====== WORKING DATA
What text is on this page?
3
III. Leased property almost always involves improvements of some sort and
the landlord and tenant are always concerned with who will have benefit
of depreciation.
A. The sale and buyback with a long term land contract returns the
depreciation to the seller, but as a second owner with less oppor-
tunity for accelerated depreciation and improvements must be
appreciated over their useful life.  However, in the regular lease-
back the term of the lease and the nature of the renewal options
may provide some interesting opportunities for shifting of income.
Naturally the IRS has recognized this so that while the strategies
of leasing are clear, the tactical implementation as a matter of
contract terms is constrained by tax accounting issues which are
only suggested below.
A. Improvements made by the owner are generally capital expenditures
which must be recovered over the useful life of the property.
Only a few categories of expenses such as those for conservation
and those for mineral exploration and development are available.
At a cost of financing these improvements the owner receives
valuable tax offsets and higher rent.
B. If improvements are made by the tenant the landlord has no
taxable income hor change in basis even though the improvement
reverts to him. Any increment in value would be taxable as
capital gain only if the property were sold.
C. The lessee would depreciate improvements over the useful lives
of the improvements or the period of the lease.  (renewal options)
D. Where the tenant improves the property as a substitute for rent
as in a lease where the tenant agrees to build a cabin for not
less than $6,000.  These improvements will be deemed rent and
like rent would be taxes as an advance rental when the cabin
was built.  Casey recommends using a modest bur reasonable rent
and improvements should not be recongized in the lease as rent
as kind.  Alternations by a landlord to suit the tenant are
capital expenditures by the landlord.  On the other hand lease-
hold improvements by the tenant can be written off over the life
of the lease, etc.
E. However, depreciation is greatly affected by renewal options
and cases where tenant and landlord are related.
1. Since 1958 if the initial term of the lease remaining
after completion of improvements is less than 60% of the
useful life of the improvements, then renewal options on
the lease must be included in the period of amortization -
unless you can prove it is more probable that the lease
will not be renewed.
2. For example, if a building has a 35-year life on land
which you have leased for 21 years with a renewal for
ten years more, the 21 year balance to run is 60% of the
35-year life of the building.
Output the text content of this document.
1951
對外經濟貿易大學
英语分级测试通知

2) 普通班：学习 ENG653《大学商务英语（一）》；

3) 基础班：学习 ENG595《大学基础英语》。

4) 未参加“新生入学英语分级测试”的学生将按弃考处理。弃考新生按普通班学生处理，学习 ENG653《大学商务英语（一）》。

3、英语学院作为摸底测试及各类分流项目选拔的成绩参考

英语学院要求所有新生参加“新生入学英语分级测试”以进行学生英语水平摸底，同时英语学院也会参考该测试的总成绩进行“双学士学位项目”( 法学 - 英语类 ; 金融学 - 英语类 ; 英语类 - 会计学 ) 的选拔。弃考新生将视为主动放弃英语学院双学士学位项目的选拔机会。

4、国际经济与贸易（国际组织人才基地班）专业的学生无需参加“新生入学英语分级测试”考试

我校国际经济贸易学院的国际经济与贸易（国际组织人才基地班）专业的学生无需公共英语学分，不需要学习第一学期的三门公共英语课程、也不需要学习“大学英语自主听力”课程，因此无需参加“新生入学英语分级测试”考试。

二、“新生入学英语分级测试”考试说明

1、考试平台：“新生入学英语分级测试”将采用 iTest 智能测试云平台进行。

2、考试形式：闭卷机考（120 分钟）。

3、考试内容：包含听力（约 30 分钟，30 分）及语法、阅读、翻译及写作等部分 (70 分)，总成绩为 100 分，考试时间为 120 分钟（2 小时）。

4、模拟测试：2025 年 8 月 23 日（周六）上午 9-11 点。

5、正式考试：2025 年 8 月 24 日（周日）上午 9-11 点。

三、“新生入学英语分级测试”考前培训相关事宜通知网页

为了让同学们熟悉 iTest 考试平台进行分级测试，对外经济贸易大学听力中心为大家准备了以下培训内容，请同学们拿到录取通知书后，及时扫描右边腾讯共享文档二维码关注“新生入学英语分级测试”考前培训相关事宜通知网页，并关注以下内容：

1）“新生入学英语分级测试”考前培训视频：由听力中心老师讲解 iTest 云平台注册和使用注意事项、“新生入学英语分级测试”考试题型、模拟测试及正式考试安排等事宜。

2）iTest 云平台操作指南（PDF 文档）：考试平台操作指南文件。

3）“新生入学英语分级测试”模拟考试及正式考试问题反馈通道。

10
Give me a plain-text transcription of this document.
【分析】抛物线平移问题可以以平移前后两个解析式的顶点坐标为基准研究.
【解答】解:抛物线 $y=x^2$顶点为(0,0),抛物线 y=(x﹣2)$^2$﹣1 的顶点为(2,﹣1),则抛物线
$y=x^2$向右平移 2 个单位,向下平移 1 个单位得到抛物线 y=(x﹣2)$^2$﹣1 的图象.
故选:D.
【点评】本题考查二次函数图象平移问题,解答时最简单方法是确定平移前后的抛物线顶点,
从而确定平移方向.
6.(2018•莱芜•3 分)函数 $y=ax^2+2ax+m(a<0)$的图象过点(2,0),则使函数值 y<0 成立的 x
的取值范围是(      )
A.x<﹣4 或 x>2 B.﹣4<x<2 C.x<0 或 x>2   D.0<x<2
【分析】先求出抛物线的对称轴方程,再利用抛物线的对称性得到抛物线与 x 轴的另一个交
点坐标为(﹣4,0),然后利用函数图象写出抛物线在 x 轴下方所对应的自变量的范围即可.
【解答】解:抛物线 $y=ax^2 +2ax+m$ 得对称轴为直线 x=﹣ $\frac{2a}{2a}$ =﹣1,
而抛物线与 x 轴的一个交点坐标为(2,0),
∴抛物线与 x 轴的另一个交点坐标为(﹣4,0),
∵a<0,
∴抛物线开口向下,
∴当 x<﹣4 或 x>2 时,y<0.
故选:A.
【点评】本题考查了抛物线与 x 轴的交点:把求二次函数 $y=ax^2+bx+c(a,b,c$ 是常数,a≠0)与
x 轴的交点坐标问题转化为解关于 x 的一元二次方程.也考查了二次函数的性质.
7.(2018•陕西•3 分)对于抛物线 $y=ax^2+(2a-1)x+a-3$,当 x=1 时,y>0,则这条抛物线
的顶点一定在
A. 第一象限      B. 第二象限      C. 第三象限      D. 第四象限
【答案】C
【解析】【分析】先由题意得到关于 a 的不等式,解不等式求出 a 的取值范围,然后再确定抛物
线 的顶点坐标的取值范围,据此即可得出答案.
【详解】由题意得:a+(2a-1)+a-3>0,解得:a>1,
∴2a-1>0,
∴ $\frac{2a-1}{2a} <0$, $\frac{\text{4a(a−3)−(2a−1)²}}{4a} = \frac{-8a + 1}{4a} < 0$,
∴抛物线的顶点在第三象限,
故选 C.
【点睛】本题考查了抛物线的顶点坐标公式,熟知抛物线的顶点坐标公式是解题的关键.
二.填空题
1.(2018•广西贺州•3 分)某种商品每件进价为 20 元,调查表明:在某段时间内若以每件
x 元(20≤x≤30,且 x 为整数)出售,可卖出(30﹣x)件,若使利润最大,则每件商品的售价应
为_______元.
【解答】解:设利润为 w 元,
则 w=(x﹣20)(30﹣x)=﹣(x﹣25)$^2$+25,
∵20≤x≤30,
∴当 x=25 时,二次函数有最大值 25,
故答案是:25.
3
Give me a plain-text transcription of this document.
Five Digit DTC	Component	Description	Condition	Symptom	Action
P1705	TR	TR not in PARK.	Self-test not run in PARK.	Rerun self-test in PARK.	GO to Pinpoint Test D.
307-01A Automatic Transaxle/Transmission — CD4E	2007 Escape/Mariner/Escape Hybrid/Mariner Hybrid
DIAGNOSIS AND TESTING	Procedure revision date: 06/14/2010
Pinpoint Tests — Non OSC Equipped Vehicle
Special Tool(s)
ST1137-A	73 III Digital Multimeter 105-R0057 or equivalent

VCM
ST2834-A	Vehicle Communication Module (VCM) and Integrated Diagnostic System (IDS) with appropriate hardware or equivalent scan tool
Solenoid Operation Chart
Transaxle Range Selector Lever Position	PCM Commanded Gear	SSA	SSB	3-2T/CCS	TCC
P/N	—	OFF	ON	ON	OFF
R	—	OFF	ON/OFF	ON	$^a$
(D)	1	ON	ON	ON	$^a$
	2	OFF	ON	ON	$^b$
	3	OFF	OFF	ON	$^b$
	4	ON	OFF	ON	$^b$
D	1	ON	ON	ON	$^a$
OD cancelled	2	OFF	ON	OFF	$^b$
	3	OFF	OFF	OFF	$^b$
============
_EXERCISE REQUIREMENTS:_ Look through the data above. Each line containing the word "income" needs to be copied.

_ANSWER:_
may provide some interesting opportunities for shifting of income.
taxable income hor change in basis even though the improvement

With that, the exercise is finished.